__Material provided__
++++++++++
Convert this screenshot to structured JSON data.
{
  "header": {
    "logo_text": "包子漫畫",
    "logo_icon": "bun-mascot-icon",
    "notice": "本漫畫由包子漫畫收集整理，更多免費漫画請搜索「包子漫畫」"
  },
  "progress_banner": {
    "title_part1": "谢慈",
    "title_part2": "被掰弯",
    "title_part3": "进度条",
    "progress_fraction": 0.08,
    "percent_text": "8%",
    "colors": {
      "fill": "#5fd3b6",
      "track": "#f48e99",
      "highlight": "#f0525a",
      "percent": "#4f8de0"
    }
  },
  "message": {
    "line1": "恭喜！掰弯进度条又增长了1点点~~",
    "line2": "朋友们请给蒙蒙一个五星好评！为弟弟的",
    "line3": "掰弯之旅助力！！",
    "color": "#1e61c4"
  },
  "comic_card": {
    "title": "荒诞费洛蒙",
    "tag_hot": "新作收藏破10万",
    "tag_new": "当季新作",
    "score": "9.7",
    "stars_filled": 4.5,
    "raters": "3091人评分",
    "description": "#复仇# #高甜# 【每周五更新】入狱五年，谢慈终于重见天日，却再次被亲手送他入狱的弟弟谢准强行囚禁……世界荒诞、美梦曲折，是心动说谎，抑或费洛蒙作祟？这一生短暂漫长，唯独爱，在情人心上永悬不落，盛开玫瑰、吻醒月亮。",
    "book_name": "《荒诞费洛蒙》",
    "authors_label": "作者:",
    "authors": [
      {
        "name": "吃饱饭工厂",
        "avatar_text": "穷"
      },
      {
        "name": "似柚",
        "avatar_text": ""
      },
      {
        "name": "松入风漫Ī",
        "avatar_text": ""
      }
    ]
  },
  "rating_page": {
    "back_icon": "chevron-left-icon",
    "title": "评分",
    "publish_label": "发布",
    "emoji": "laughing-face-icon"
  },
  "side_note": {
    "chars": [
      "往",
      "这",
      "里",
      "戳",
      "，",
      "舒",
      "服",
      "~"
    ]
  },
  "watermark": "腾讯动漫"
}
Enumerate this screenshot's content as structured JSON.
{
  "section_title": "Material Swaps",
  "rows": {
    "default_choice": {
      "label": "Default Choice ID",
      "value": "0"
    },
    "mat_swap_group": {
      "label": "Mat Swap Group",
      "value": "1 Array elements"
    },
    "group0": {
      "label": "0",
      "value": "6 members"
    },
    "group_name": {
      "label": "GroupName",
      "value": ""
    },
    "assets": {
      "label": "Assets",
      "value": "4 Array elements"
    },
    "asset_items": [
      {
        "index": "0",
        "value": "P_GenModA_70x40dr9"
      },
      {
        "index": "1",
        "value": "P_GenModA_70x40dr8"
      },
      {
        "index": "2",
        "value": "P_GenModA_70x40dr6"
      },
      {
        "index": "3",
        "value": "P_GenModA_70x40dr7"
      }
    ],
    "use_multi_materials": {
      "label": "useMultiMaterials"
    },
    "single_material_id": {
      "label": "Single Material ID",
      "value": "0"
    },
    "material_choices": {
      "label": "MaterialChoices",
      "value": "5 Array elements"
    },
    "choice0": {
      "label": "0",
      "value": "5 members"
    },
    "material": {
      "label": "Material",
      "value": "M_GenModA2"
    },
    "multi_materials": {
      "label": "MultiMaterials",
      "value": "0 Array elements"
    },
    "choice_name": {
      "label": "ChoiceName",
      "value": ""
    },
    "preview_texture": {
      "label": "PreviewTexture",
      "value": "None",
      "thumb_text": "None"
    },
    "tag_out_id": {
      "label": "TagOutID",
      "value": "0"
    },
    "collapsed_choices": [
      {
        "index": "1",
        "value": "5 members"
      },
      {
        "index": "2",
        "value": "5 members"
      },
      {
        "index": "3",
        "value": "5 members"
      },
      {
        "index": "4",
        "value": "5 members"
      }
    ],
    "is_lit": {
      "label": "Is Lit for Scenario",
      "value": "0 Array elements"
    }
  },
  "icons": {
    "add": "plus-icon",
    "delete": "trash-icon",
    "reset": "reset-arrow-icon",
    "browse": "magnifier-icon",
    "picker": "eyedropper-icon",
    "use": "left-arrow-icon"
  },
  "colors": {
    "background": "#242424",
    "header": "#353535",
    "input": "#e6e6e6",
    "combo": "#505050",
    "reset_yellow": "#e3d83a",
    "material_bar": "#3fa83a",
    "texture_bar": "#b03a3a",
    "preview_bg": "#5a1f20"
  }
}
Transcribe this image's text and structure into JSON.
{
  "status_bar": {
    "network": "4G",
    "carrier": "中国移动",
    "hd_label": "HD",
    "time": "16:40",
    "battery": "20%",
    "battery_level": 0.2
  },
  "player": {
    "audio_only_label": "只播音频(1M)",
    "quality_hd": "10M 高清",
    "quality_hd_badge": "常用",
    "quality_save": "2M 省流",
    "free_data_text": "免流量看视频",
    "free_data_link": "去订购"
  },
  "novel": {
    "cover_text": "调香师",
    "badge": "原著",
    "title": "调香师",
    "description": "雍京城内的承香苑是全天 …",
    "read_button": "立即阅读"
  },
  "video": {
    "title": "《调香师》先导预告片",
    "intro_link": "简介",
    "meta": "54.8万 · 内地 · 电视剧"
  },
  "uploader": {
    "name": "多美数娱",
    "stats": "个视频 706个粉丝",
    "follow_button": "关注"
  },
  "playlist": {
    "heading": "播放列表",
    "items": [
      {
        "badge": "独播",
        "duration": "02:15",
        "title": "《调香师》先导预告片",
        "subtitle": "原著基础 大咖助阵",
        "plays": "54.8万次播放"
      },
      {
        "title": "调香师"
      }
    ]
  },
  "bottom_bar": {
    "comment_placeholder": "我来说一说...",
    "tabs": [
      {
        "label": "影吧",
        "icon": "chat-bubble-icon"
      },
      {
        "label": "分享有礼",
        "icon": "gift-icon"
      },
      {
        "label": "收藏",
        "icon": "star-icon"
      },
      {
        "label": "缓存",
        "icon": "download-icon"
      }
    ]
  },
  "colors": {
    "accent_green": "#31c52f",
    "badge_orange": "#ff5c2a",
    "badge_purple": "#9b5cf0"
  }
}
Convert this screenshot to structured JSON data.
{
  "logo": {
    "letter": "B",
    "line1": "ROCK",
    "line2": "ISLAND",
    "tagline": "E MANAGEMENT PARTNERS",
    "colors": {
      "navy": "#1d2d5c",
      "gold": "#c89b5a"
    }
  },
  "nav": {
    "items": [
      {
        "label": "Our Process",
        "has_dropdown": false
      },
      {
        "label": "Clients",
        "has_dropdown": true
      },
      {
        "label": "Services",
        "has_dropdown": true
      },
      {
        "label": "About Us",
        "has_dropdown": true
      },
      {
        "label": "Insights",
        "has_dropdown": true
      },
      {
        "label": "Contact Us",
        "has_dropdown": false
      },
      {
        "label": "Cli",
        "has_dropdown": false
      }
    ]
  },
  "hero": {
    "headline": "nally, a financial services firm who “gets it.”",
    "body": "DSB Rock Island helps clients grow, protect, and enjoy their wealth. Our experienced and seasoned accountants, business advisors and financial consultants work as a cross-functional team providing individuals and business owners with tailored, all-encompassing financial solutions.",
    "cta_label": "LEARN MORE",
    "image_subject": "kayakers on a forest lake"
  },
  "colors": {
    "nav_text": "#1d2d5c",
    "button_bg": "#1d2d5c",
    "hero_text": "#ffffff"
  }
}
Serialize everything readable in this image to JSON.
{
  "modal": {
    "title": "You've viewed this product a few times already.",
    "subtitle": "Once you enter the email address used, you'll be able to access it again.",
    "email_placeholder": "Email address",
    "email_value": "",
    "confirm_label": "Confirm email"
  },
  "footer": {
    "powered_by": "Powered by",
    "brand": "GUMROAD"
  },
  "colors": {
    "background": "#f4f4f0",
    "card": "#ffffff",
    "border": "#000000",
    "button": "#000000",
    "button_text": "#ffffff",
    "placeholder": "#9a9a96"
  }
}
++++++++++
__Given request__
Look for "elements" and pull out every line that has it.

__The result__
      "value": "1 Array elements"
      "value": "4 Array elements"
      "value": "5 Array elements"
      "value": "0 Array elements"
      "value": "0 Array elements"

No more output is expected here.